[TEXT FOR ANALYSIS]
:::

# Done with Uber.. Was good while it lasted



## Bill Collector (Dec 17, 2015)

During my 9 months gig, here are some of the highlights:

*Most $/hr made was about $20/hr
*Average was $9/hr.. some days were as low as $5/hr
*Always maintained monthly average of $1/mile after expenses
*Took 2000+ rides and always maintained above average rating
*Gave rides to 90+ year old gentleman to 6 week old infant
*Also gave rides to service dog, cat, goldfish and few escorts/call girls and call boys (?)
*Couple of pax went beyond normal kissing in the back seat
*Received some cash from other guys' insurance for a minor bumper hit while waiting for pax.. Thank God pax was not seated when that happened
*Longest drive was about 100 miles (plus 100 dead miles) and shortest was about 250 ft
*Got few bear hugs from drunk females
*Had to act as therapist for couple of heart broken riders
*Check engine light, brake job, window motor replacement, hitting 200+k miles etc. all happened due to Uber
*Almost T-Boned a police car and some other close calls
*Did one gypsy ride for cash.. She was a Russian beauty and wanted me to be her chauffer.. I was new at that time and I didn't think from my right head.. Can't believe I even went inside the mall with her! 
*Luckily not even one puker
*And more

Basically I decided worth of my time vs risk driving Uber just didn't make sense to keep going. I could seriously make more money selling goods on eBay. And it is lot easier to maintain 5 stars on eBay! I am sure I will get some withdrawals for next couple of days. But I will not let Uber destroy my car anymore. My car is breathing sigh of relief as well. Good luck to rest of you still driving.

:::

(Stored items)
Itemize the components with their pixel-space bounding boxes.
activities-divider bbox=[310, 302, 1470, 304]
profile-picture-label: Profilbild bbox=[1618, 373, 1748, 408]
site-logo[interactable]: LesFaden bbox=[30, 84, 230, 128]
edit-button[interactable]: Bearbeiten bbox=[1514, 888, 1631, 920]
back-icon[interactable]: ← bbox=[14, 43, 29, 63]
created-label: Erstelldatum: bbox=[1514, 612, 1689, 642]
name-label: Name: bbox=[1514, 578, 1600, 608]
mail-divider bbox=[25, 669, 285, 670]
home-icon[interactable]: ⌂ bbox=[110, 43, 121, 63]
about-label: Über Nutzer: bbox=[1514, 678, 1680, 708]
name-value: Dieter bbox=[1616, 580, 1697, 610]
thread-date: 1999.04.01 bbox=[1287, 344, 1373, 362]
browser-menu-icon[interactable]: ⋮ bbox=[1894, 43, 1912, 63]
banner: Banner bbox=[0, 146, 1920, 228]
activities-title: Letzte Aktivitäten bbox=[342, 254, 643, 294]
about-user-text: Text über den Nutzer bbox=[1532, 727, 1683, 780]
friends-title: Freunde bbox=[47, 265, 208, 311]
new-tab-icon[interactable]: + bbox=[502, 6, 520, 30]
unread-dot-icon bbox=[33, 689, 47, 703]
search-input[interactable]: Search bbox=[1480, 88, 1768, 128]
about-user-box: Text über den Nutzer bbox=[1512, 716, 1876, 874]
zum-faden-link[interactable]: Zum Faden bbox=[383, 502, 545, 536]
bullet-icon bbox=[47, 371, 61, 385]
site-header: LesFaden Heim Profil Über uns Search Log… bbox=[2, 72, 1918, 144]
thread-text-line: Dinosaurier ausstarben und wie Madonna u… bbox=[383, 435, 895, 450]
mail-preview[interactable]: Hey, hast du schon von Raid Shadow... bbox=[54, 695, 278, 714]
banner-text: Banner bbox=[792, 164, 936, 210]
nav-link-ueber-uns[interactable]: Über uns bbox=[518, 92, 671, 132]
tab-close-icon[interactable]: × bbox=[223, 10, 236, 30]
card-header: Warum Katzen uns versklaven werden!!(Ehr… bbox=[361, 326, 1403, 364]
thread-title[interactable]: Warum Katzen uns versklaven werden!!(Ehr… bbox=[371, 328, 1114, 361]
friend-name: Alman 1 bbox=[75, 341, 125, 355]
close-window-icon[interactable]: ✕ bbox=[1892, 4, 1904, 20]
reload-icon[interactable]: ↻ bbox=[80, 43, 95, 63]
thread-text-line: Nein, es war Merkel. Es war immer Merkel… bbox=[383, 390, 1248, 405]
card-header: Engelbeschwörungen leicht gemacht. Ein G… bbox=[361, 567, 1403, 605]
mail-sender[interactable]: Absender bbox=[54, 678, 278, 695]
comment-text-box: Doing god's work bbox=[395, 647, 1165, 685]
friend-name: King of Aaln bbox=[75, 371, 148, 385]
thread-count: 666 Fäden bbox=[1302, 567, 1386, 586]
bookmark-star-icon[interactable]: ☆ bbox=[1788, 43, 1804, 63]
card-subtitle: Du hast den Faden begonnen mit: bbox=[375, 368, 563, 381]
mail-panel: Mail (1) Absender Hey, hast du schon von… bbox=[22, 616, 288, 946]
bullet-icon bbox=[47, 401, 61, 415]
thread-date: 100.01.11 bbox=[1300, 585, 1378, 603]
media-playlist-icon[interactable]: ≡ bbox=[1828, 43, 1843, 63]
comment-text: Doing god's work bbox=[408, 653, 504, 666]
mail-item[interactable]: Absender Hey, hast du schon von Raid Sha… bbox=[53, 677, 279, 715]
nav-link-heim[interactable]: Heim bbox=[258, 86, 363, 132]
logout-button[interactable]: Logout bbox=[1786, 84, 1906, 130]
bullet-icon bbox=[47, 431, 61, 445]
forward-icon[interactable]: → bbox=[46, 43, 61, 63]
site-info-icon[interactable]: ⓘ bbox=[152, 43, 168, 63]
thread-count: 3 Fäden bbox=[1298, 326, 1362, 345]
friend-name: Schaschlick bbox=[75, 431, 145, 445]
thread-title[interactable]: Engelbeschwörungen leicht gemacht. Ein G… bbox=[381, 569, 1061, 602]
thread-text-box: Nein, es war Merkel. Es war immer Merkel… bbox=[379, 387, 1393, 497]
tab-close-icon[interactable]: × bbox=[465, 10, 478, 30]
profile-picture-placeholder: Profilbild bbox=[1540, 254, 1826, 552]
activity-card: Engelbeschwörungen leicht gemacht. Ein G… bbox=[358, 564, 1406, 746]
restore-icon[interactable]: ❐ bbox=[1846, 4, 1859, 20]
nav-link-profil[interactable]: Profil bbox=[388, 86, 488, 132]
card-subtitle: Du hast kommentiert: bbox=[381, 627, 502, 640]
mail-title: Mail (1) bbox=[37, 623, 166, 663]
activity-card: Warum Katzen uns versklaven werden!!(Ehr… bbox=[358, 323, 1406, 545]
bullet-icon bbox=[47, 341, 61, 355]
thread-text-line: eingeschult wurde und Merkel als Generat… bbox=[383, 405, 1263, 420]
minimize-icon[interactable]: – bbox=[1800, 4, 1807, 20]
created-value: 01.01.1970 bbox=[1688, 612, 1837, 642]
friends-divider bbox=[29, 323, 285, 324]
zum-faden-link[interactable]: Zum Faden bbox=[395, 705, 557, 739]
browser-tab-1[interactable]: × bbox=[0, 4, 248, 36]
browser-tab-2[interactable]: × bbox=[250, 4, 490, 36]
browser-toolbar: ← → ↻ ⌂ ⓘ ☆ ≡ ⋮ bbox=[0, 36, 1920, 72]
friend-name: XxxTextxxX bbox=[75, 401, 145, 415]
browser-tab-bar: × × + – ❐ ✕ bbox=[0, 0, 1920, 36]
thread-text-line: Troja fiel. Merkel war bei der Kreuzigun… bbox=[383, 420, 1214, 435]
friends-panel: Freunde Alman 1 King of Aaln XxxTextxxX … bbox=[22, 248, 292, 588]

:::

[EXPLORE THE MATERIAL]
**1)** From the post about quitting Uber, please list the car problems the writer blames on driving for Uber.
**2)** Extend the post about quitting Uber beyond its last sentence.
These records have no connection to the post about quitting Uber.

[RESPONSES TO THE EXERCISE]
**1)** Check engine light, brake job, window motor replacement, hitting 200+k miles

**2)**
----------



## tohunt4me (Nov 23, 2015)

Bill Collector said:


> During my 9 months gig, here are some of the highlights:
> 
> *Most $/hr made was about $20/hr
> *Average was $9/hr.. some days were as low as $5/hr
> ...


Sorry to see you go.

I have enjoyed your posts and comments.


----------



## tohunt4me (Nov 23, 2015)

So what will you do now ?


----------



## Bill Collector (Dec 17, 2015)

tohunt4me said:


> So what will you do now ?


Still got the FT day job.. Will be selling on eBay.. I can literally do listing, packing, printing postage, mailing without leaving home.. And of I'll be hanging out in up.net.


----------



## tohunt4me (Nov 23, 2015)

Ah you will miss driving my friend.


----------



## CrazyTaxi (Aug 22, 2016)

tohunt4me said:


> Ah you will miss driving my friend.


Definitely. Half the value in this job for me is the experience.


----------



## ChortlingCrison (Mar 30, 2016)

Bill Collector said:


> During my 9 months gig, here are some of the highlights:
> 
> *Most $/hr made was about $20/hr
> *Average was $9/hr.. some days were as low as $5/hr
> ...


that's the spirit!!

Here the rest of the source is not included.